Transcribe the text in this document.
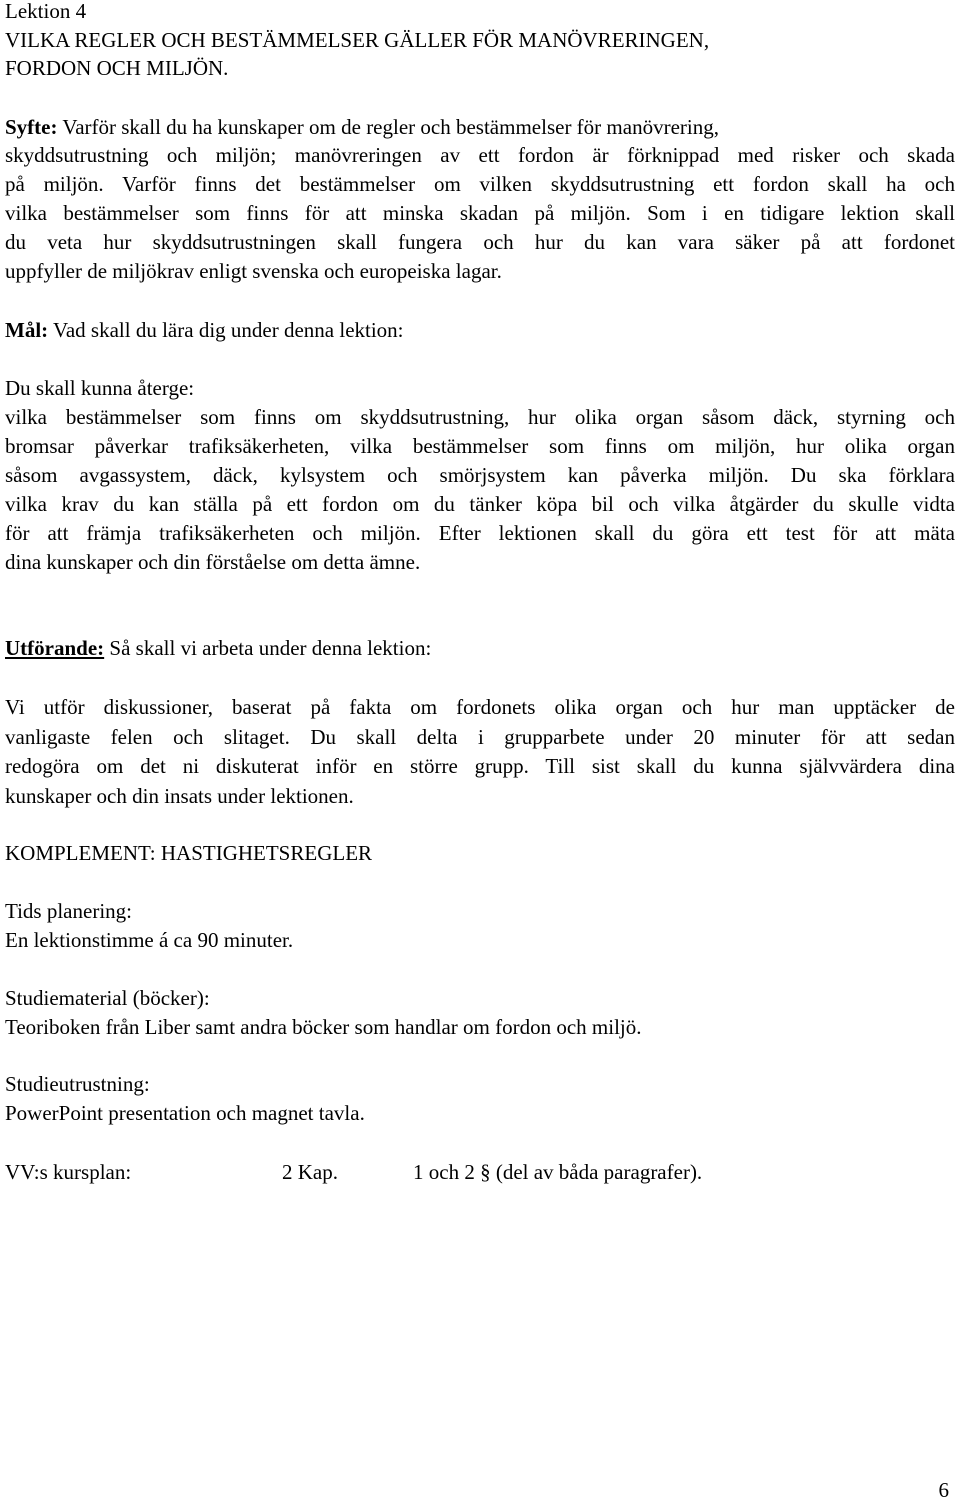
Lektion 4
VILKA REGLER OCH BESTÄMMELSER GÄLLER FÖR MANÖVRERINGEN,
FORDON OCH MILJÖN.
Syfte: Varför skall du ha kunskaper om de regler och bestämmelser för manövrering,
skyddsutrustning och miljön; manövreringen av ett fordon är förknippad med risker och skada
på miljön. Varför finns det bestämmelser om vilken skyddsutrustning ett fordon skall ha och
vilka bestämmelser som finns för att minska skadan på miljön. Som i en tidigare lektion skall
du veta hur skyddsutrustningen skall fungera och hur du kan vara säker på att fordonet
uppfyller de miljökrav enligt svenska och europeiska lagar.
Mål: Vad skall du lära dig under denna lektion:
Du skall kunna återge:
vilka bestämmelser som finns om skyddsutrustning, hur olika organ såsom däck, styrning och
bromsar påverkar trafiksäkerheten, vilka bestämmelser som finns om miljön, hur olika organ
såsom avgassystem, däck, kylsystem och smörjsystem kan påverka miljön. Du ska förklara
vilka krav du kan ställa på ett fordon om du tänker köpa bil och vilka åtgärder du skulle vidta
för att främja trafiksäkerheten och miljön. Efter lektionen skall du göra ett test för att mäta
dina kunskaper och din förståelse om detta ämne.
Utförande: Så skall vi arbeta under denna lektion:
Vi utför diskussioner, baserat på fakta om fordonets olika organ och hur man upptäcker de
vanligaste felen och slitaget. Du skall delta i grupparbete under 20 minuter för att sedan
redogöra om det ni diskuterat inför en större grupp. Till sist skall du kunna självvärdera dina
kunskaper och din insats under lektionen.
KOMPLEMENT: HASTIGHETSREGLER
Tids planering:
En lektionstimme á ca 90 minuter.
Studiematerial (böcker):
Teoriboken från Liber samt andra böcker som handlar om fordon och miljö.
Studieutrustning:
PowerPoint presentation och magnet tavla.
VV:s kursplan:	2 Kap.	1 och 2 § (del av båda paragrafer).
6
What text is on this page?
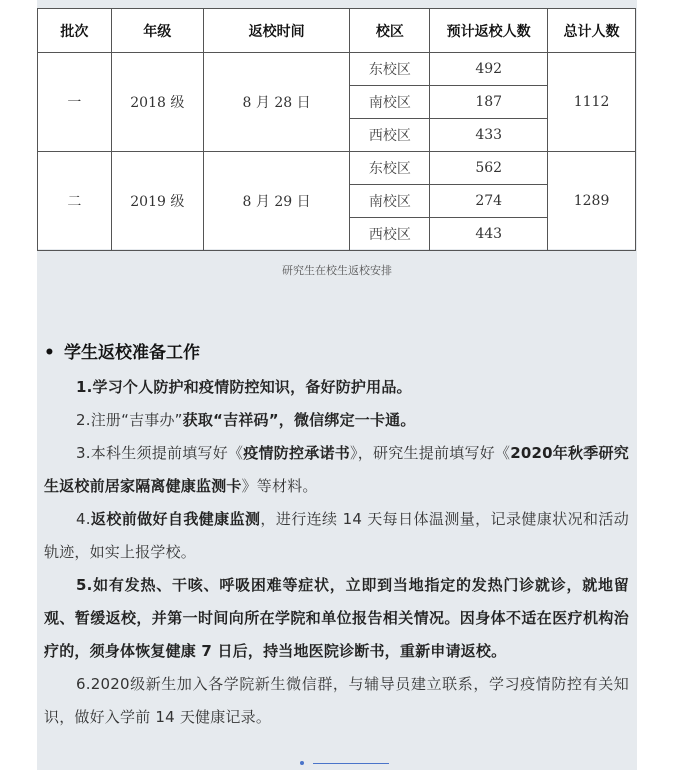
批次	年级	返校时间	校区	预计返校人数	总计人数
一	2018 级	8 月 28 日	东校区	492	1112
			南校区	187	
			西校区	433	
二	2019 级	8 月 29 日	东校区	562	1289
			南校区	274	
			西校区	443	
研究生在校生返校安排
• 学生返校准备工作
1.学习个人防护和疫情防控知识，备好防护用品。
2.注册“吉事办”获取“吉祥码”，微信绑定一卡通。
3.本科生须提前填写好《疫情防控承诺书》，研究生提前填写好《2020年秋季研究生返校前居家隔离健康监测卡》等材料。
4.返校前做好自我健康监测，进行连续 14 天每日体温测量，记录健康状况和活动轨迹，如实上报学校。
5.如有发热、干咳、呼吸困难等症状，立即到当地指定的发热门诊就诊，就地留观、暂缓返校，并第一时间向所在学院和单位报告相关情况。因身体不适在医疗机构治疗的，须身体恢复健康 7 日后，持当地医院诊断书，重新申请返校。
6.2020级新生加入各学院新生微信群，与辅导员建立联系，学习疫情防控有关知识，做好入学前 14 天健康记录。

+ + + + +

WORK INSTRUCTIONS —
Gather up, from the records above, each line where the word "text" appears.

SOLUTION TO THE EXERCISE —
Transcribe the text in this document.
What text is on this page?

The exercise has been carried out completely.